## Your goal
Gather from the listing below each line that includes the word "description", and copy it.

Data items
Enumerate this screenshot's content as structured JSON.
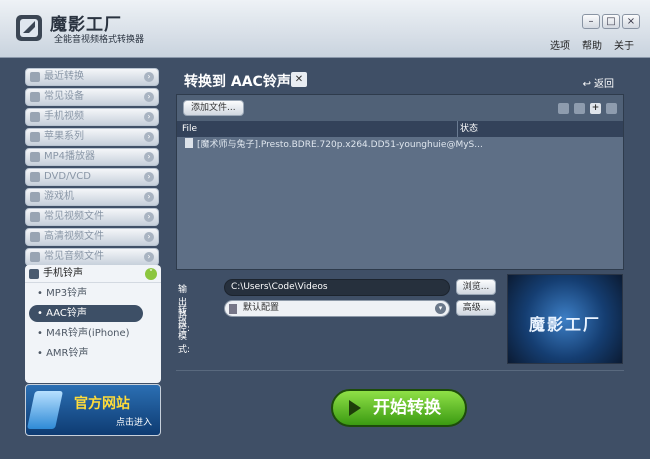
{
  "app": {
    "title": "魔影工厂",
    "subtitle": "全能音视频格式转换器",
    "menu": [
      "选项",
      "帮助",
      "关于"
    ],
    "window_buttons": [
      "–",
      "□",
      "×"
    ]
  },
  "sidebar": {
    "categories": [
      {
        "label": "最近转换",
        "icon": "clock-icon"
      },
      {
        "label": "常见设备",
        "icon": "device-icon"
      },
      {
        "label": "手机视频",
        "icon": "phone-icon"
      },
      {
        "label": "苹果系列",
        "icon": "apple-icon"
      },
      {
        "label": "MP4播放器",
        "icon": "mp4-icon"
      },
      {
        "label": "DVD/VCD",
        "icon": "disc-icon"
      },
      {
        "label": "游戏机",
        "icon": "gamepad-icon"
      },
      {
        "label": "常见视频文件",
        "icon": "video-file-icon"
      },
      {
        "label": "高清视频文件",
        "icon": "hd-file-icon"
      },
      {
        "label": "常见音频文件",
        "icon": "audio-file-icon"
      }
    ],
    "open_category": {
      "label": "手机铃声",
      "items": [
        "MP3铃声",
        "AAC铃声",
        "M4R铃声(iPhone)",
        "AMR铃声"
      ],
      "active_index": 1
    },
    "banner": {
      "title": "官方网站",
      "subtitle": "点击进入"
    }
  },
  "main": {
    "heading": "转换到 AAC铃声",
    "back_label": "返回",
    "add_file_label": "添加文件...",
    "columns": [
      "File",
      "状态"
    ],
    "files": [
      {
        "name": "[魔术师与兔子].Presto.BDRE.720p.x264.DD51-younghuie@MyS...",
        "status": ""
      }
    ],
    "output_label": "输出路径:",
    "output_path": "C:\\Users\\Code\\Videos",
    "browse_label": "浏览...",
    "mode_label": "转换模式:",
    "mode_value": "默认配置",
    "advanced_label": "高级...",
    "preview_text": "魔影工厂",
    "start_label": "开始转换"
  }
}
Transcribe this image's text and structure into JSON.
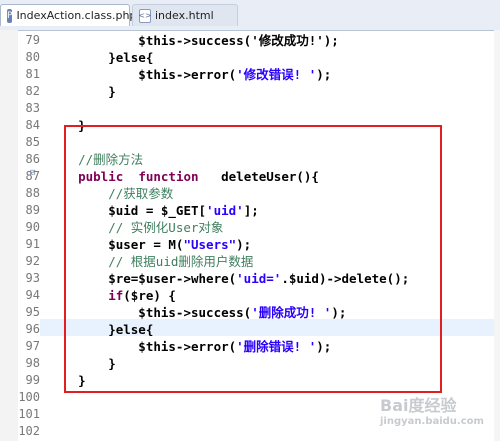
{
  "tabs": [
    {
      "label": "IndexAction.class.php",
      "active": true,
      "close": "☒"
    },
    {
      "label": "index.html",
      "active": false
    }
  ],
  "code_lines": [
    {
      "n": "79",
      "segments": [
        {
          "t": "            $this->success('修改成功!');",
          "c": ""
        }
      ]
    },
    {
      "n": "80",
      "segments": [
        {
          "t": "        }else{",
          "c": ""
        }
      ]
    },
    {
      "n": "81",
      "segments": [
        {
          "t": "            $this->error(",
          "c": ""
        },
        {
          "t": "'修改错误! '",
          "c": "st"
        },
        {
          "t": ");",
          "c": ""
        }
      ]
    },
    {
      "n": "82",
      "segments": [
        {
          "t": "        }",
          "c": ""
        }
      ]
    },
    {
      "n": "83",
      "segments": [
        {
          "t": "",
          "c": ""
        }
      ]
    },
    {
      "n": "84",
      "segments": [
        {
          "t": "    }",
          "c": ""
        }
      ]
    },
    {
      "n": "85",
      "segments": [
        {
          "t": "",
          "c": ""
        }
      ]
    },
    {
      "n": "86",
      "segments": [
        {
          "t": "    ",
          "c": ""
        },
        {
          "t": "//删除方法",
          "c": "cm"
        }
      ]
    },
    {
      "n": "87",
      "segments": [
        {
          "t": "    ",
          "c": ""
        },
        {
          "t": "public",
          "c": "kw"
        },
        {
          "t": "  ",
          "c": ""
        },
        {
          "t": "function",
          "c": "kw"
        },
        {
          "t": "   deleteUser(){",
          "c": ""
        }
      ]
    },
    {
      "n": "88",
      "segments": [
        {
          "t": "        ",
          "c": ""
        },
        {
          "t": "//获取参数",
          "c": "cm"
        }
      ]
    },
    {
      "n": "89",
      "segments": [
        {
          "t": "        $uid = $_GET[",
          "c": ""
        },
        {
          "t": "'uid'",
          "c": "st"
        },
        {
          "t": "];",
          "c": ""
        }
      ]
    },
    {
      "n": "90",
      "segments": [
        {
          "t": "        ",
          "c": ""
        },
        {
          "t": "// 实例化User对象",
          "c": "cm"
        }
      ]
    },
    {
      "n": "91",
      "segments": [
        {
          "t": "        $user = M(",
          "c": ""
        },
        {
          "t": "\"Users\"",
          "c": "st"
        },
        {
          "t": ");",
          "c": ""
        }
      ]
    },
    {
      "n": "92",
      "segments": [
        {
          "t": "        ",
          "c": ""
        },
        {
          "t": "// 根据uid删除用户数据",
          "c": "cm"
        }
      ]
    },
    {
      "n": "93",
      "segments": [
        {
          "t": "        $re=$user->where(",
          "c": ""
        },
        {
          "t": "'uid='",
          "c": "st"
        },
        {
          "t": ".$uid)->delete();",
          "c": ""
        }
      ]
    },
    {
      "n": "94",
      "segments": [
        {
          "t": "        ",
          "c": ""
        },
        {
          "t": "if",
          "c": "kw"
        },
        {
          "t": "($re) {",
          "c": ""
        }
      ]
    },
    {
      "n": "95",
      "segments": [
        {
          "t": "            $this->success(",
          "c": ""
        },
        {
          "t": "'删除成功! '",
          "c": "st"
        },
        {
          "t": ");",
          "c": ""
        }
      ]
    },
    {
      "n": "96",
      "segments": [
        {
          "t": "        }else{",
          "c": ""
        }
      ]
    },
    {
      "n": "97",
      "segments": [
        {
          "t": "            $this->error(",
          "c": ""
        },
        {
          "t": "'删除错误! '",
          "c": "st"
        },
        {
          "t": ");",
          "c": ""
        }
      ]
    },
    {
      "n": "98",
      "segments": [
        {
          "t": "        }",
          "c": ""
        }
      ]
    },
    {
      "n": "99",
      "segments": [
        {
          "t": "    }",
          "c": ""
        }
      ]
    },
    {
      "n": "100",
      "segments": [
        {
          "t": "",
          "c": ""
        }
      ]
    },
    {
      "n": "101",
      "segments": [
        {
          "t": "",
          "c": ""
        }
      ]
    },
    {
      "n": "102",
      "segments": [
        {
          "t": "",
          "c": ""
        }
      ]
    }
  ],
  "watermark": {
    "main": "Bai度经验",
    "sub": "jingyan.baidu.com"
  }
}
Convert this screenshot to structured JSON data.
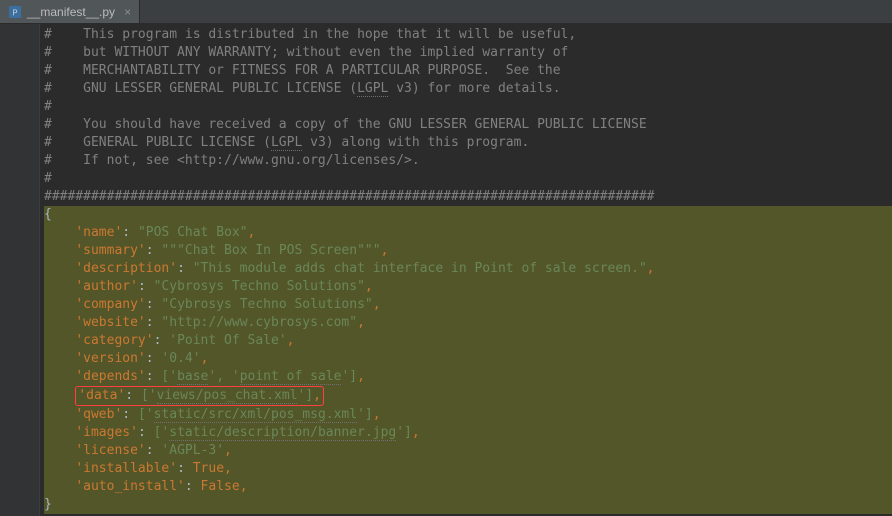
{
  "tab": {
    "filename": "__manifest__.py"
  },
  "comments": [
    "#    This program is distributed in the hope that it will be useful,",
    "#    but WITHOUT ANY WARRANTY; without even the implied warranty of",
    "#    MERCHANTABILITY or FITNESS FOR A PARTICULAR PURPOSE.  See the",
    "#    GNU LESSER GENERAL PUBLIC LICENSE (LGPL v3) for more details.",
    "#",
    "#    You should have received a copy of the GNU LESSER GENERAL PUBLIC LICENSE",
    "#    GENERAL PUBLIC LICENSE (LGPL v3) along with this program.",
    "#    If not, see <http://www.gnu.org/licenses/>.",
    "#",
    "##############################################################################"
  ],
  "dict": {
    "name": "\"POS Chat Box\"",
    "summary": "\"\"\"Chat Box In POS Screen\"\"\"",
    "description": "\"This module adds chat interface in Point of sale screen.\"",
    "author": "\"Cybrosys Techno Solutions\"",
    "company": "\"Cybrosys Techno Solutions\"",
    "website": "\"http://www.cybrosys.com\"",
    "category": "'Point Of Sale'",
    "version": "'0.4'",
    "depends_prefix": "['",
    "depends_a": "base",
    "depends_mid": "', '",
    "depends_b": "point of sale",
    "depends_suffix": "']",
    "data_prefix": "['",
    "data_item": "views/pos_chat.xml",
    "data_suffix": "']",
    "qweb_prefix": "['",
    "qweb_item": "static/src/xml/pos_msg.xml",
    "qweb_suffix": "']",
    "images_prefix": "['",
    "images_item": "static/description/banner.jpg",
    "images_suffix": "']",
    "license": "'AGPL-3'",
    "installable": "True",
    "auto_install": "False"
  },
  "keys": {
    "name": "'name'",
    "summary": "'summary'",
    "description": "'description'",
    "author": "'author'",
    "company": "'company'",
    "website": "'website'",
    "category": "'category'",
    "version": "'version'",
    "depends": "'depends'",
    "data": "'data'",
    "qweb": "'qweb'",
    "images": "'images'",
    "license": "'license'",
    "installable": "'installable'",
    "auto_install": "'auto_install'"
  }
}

## Correct output
    "description": "\"This module adds chat interface in Point of sale screen.\"",
    "images_item": "static/description/banner.jpg",
    "description": "'description'",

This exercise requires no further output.